--- START OF EXERCISE INPUT ---
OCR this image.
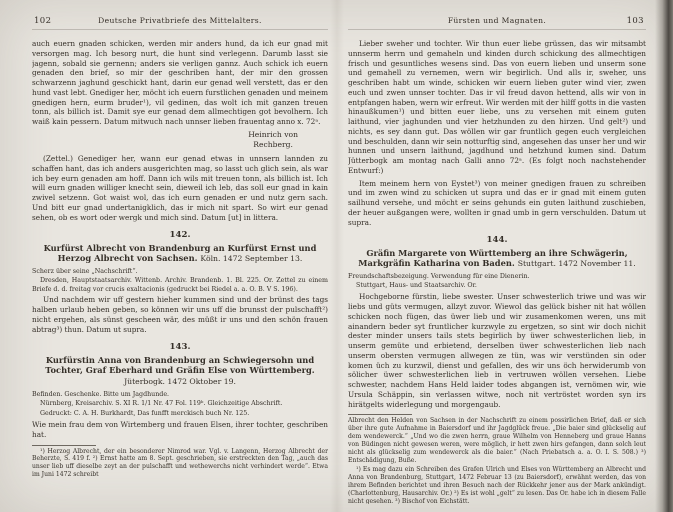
102	Deutsche Privatbriefe des Mittelalters.

auch euern gnaden schicken, werden mir anders hund, da ich eur gnad mit versorgen mag. Ich besorg nurt, die hunt sind verlegenn. Darumb lasst sie jagenn, sobald sie gernenn; anders sie verligen gannz. Auch schick ich euern genaden den brief, so mir der geschriben hant, der mir den grossen schwarzenn jaghund geschickt hant, darin eur genad well verstett, das er den hund vast lebt. Gnediger her, möcht ich euern furstlichen genaden und meinem gnedigen hern, eurm bruder¹), vil gedinen, das wolt ich mit ganzen treuen tonn, als billich ist. Damit sye eur genad dem allmechtigen got bevolhern. Ich waiß kain pessern. Datum mitwuch nach unnser lieben frauentag anno x. 72ᵃ.

Heinrich von
Rechberg.

(Zettel.) Genediger her, wann eur genad etwas in unnsern lannden zu schaffen hant, das ich anders ausgerichten mag, so lasst uch glich sein, als war ich bey eurn genaden am hoff. Dann ich wils mit treuen tonn, als billich ist. Ich will eurn gnaden williger knecht sein, dieweil ich leb, das soll eur gnad in kain zwivel setzenn. Got waist wol, das ich eurn genaden er und nutz gern sach. Und bitt eur gnad undertanigklich, das ir mich nit spart. So wirt eur genad sehen, ob es wort oder wergk und mich sind. Datum [ut] in littera.

142.
Kurfürst Albrecht von Brandenburg an Kurfürst Ernst und Herzog Albrecht von Sachsen. Köln. 1472 September 13.

Scherz über seine „Nachschrift“.

Dresden, Hauptstaatsarchiv. Wittenb. Archiv. Brandenb. 1. Bl. 225. Or. Zettel zu einem Briefe d. d. freitag vor crucis exaltacionis (gedruckt bei Riedel a. a. O. B. V S. 196).

Und nachdem wir uff gestern hieher kummen sind und der brünst des tags halben urlaub heben geben, so können wir uns uff die brunsst der pulschafft²) nicht ergehen, als sünst gescheen wär, des müßt ir uns und den schön frauen abtrag³) thun. Datum ut supra.

143.
Kurfürstin Anna von Brandenburg an Schwiegersohn und Tochter, Graf Eberhard und Gräfin Else von Württemberg. Jüterbogk. 1472 Oktober 19.

Befinden. Geschenke. Bitte um Jagdhunde.

Nürnberg, Kreisarchiv. S. XI R. 1/1 Nr. 47 Fol. 119ᵇ. Gleichzeitige Abschrift.

Gedruckt: C. A. H. Burkhardt, Das funfft merckisch buch Nr. 125.

Wie mein frau dem von Wirtemberg und frauen Elsen, ihrer tochter, geschriben hat.

¹) Herzog Albrecht, der ein besonderer Nimrod war. Vgl. v. Langenn, Herzog Albrecht der Beherzte, S. 419 f. ²) Ernst hatte am 8. Sept. geschrieben, sie erstreckten den Tag, „auch das unser lieb uff dieselbe zeyt an der pulschafft und wethewerchs nicht verhindert werde“. Etwa im Juni 1472 schreibt

103
Fürsten und Magnaten.

Lieber sweher und tochter. Wir thun euer liebe grüssen, das wir mitsambt unnserm herrn und gemaheln und kinden durch schickung des allmechtigen frisch und gesuntliches wesens sind. Das von euern lieben und unserm sone und gemahell zu vernemen, wern wir begirlich. Und alls ir, sweher, uns geschriben habt um winde, schicken wir euern lieben guter wind vier, zwen euch und zwen unnser tochter. Das ir vil freud davon hettend, alls wir von in entpfangen haben, wern wir erfreut. Wir werden mit der hilff gotts in die vasten hinaußkumen¹) und bitten euer liebe, uns zu versehen mit einem guten laithund, vier jaghunden und vier hetzhunden zu den hirzen. Und gelt²) und nichts, es sey dann gut. Das wöllen wir gar fruntlich gegen euch vergleichen und beschulden, dann wir sein notturftig sind, angesehen das unser her und wir hunnen und unsern laithund, jagdhund und hetzhund kumen sind. Datum Jütterbogk am montag nach Galli anno 72ᵃ. (Es folgt noch nachstehender Entwurf:)

Item meinem hern von Eystet³) von meiner gnedigen frauen zu schreiben und im zwen wind zu schicken ut supra und das er ir gnad mit einem guten sailhund versehe, und möcht er seins gehunds ein guten laithund zuschieben, der heuer außgangen were, wollten ir gnad umb in gern verschulden. Datum ut supra.

144.
Gräfin Margarete von Württemberg an ihre Schwägerin, Markgräfin Katharina von Baden. Stuttgart. 1472 November 11.

Freundschaftsbezeigung. Verwendung für eine Dienerin.

Stuttgart, Haus- und Staatsarchiv. Or.

Hochgeborne fürstin, liebe swester. Unser schwesterlich triwe und was wir liebs und güts vermugen, allzyt zuvor. Wiewol das gelück bisher nit hat wöllen schicken noch fügen, das üwer lieb und wir zusamenkomen weren, uns mit ainandern beder syt fruntlicher kurzwyle zu ergetzen, so sint wir doch nichit dester minder unsers tails stets begirlich by üwer schwesterlichen lieb, in unserm gemüte und erbietend, derselben üwer schwesterlichen lieb nach unserm obersten vermugen allwegen ze tün, was wir verstünden sin oder komen üch zu kurzwil, dienst und gefallen, des wir uns öch herwiderumb von sölicher üwer schwesterlichen lieb in vertruwen wöllen versehen. Liebe schwester, nachdem Hans Held laider todes abgangen ist, vernömen wir, wie Ursula Schäppin, sin verlassen witwe, noch nit vertröstet worden syn irs hirätgelts widerlegung und morgengaub.

Albrecht den Helden von Sachsen in der Nachschrift zu einem possirlichen Brief, daß er sich über ihre gute Aufnahme in Baiersdorf und ihr Jagdglück freue. „Die baier sind glückselig auf dem wendewerck.“ „Und wo die zwen herrn, graue Wilhelm von Henneberg und graue Hanns von Büdingen nicht gewesen weren, were möglich, ir hett zwen hirs gefangen, dann solch leut nicht als glückselig zum wendewerck als die baier.“ (Nach Priebatsch a. a. O. I. S. 508.) ³) Entschädigung, Buße.

¹) Es mag dazu ein Schreiben des Grafen Ulrich und Elses von Württemberg an Albrecht und Anna von Brandenburg, Stuttgart, 1472 Februar 13 (zu Baiersdorf), erwähnt werden, das von ihrem Befinden berichtet und ihren Besuch nach der Rückkehr jener aus der Mark ankündigt. (Charlottenburg, Hausarchiv. Or.) ²) Es ist wohl „gelt“ zu lesen. Das Or. habe ich in diesem Falle nicht gesehen. ³) Bischof von Eichstätt.
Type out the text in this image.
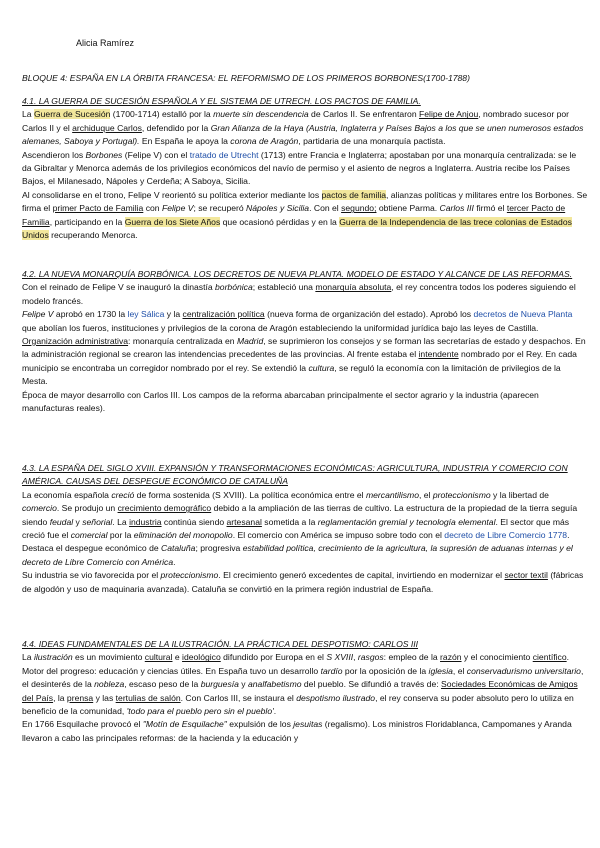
Alicia Ramírez
BLOQUE 4: ESPAÑA EN LA ÓRBITA FRANCESA: EL REFORMISMO DE LOS PRIMEROS BORBONES(1700-1788)
4.1. LA GUERRA DE SUCESIÓN ESPAÑOLA Y EL SISTEMA DE UTRECH. LOS PACTOS DE FAMILIA.

La Guerra de Sucesión (1700-1714) estalló por la muerte sin descendencia de Carlos II. Se enfrentaron Felipe de Anjou, nombrado sucesor por Carlos II y el archiduque Carlos, defendido por la Gran Alianza de la Haya (Austria, Inglaterra y Países Bajos a los que se unen numerosos estados alemanes, Saboya y Portugal). En España le apoya la corona de Aragón, partidaria de una monarquía pactista.

Ascendieron los Borbones (Felipe V) con el tratado de Utrecht (1713) entre Francia e Inglaterra; apostaban por una monarquía centralizada: se le da Gibraltar y Menorca además de los privilegios económicos del navío de permiso y el asiento de negros a Inglaterra. Austria recibe los Países Bajos, el Milanesado, Nápoles y Cerdeña; A Saboya, Sicilia.

Al consolidarse en el trono, Felipe V reorientó su política exterior mediante los pactos de familia, alianzas políticas y militares entre los Borbones. Se firma el primer Pacto de Familia con Felipe V; se recuperó Nápoles y Sicilia. Con el segundo; obtiene Parma. Carlos III firmó el tercer Pacto de Familia, participando en la Guerra de los Siete Años que ocasionó pérdidas y en la Guerra de la Independencia de las trece colonias de Estados Unidos recuperando Menorca.

4.2. LA NUEVA MONARQUÍA BORBÓNICA. LOS DECRETOS DE NUEVA PLANTA. MODELO DE ESTADO Y ALCANCE DE LAS REFORMAS.

Con el reinado de Felipe V se inauguró la dinastía borbónica; estableció una monarquía absoluta, el rey concentra todos los poderes siguiendo el modelo francés.

Felipe V aprobó en 1730 la ley Sálica y la centralización política (nueva forma de organización del estado). Aprobó los decretos de Nueva Planta que abolían los fueros, instituciones y privilegios de la corona de Aragón estableciendo la uniformidad jurídica bajo las leyes de Castilla.

Organización administrativa: monarquía centralizada en Madrid, se suprimieron los consejos y se forman las secretarías de estado y despachos. En la administración regional se crearon las intendencias precedentes de las provincias. Al frente estaba el intendente nombrado por el Rey. En cada municipio se encontraba un corregidor nombrado por el rey. Se extendió la cultura, se reguló la economía con la limitación de privilegios de la Mesta.

Época de mayor desarrollo con Carlos III. Los campos de la reforma abarcaban principalmente el sector agrario y la industria (aparecen manufacturas reales).

4.3. LA ESPAÑA DEL SIGLO XVIII. EXPANSIÓN Y TRANSFORMACIONES ECONÓMICAS: AGRICULTURA, INDUSTRIA Y COMERCIO CON AMÉRICA. CAUSAS DEL DESPEGUE ECONÓMICO DE CATALUÑA

La economía española creció de forma sostenida (S XVIII). La política económica entre el mercantilismo, el proteccionismo y la libertad de comercio. Se produjo un crecimiento demográfico debido a la ampliación de las tierras de cultivo. La estructura de la propiedad de la tierra seguía siendo feudal y señorial. La industria continúa siendo artesanal sometida a la reglamentación gremial y tecnología elemental. El sector que más creció fue el comercial por la eliminación del monopolio. El comercio con América se impuso sobre todo con el decreto de Libre Comercio 1778.

Destaca el despegue económico de Cataluña; progresiva estabilidad política, crecimiento de la agricultura, la supresión de aduanas internas y el decreto de Libre Comercio con América.

Su industria se vio favorecida por el proteccionismo. El crecimiento generó excedentes de capital, invirtiendo en modernizar el sector textil (fábricas de algodón y uso de maquinaria avanzada). Cataluña se convirtió en la primera región industrial de España.

4.4. IDEAS FUNDAMENTALES DE LA ILUSTRACIÓN. LA PRÁCTICA DEL DESPOTISMO: CARLOS III

La ilustración es un movimiento cultural e ideológico difundido por Europa en el S XVIII, rasgos: empleo de la razón y el conocimiento científico. Motor del progreso: educación y ciencias útiles. En España tuvo un desarrollo tardío por la oposición de la iglesia, el conservadurismo universitario, el desinterés de la nobleza, escaso peso de la burguesía y analfabetismo del pueblo. Se difundió a través de: Sociedades Económicas de Amigos del País, la prensa y las tertulias de salón. Con Carlos III, se instaura el despotismo ilustrado, el rey conserva su poder absoluto pero lo utiliza en beneficio de la comunidad, 'todo para el pueblo pero sin el pueblo'.

En 1766 Esquilache provocó el "Motín de Esquilache" expulsión de los jesuitas (regalismo). Los ministros Floridablanca, Campomanes y Aranda llevaron a cabo las principales reformas: de la hacienda y la educación y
--- END OF EXERCISE INPUT ---
▶ **TASK STATEMENT**: Pick out each line containing the string "lasst" and copy it.

▶ **OUTPUT OF THE TASK**:
auch euern gnaden schicken, werden mir anders hund, da ich eur gnad mit versorgen mag. Ich besorg nurt, die hunt sind verlegenn. Darumb lasst sie jagenn, sobald sie gernenn; anders sie verligen gannz. Auch schick ich euern genaden den brief, so mir der geschriben hant, der mir den grossen schwarzenn jaghund geschickt hant, darin eur genad well verstett, das er den hund vast lebt. Gnediger her, möcht ich euern furstlichen genaden und meinem gnedigen hern, eurm bruder¹), vil gedinen, das wolt ich mit ganzen treuen tonn, als billich ist. Damit sye eur genad dem allmechtigen got bevolhern. Ich waiß kain pessern. Datum mitwuch nach unnser lieben frauentag anno x. 72ᵃ.
(Zettel.) Genediger her, wann eur genad etwas in unnsern lannden zu schaffen hant, das ich anders ausgerichten mag, so lasst uch glich sein, als war ich bey eurn genaden am hoff. Dann ich wils mit treuen tonn, als billich ist. Ich will eurn gnaden williger knecht sein, dieweil ich leb, das soll eur gnad in kain zwivel setzenn. Got waist wol, das ich eurn genaden er und nutz gern sach. Und bitt eur gnad undertanigklich, das ir mich nit spart. So wirt eur genad sehen, ob es wort oder wergk und mich sind. Datum [ut] in littera.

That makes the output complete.